[Saved entries]
— BEGIN —
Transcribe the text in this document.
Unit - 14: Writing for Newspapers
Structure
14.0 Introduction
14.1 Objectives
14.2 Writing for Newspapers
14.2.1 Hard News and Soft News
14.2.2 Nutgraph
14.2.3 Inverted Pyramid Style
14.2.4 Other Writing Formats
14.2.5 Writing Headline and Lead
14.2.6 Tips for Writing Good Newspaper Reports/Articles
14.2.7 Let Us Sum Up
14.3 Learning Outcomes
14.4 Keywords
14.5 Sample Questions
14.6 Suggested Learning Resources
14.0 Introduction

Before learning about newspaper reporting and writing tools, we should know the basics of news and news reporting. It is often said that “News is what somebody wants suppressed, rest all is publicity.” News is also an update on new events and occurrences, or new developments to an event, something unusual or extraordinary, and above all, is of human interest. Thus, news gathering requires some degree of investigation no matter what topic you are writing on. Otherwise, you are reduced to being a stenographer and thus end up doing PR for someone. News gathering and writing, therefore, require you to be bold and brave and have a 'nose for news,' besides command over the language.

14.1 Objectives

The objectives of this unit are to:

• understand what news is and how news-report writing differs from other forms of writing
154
— END —
## SHORT TASK
Every record shown above must be echoed exactly.

## SOLVED PROBLEM
Transcribe the text in this document.
Unit - 14: Writing for Newspapers
Structure
14.0 Introduction
14.1 Objectives
14.2 Writing for Newspapers
14.2.1 Hard News and Soft News
14.2.2 Nutgraph
14.2.3 Inverted Pyramid Style
14.2.4 Other Writing Formats
14.2.5 Writing Headline and Lead
14.2.6 Tips for Writing Good Newspaper Reports/Articles
14.2.7 Let Us Sum Up
14.3 Learning Outcomes
14.4 Keywords
14.5 Sample Questions
14.6 Suggested Learning Resources
14.0 Introduction

Before learning about newspaper reporting and writing tools, we should know the basics of news and news reporting. It is often said that “News is what somebody wants suppressed, rest all is publicity.” News is also an update on new events and occurrences, or new developments to an event, something unusual or extraordinary, and above all, is of human interest. Thus, news gathering requires some degree of investigation no matter what topic you are writing on. Otherwise, you are reduced to being a stenographer and thus end up doing PR for someone. News gathering and writing, therefore, require you to be bold and brave and have a 'nose for news,' besides command over the language.

14.1 Objectives

The objectives of this unit are to:

• understand what news is and how news-report writing differs from other forms of writing
154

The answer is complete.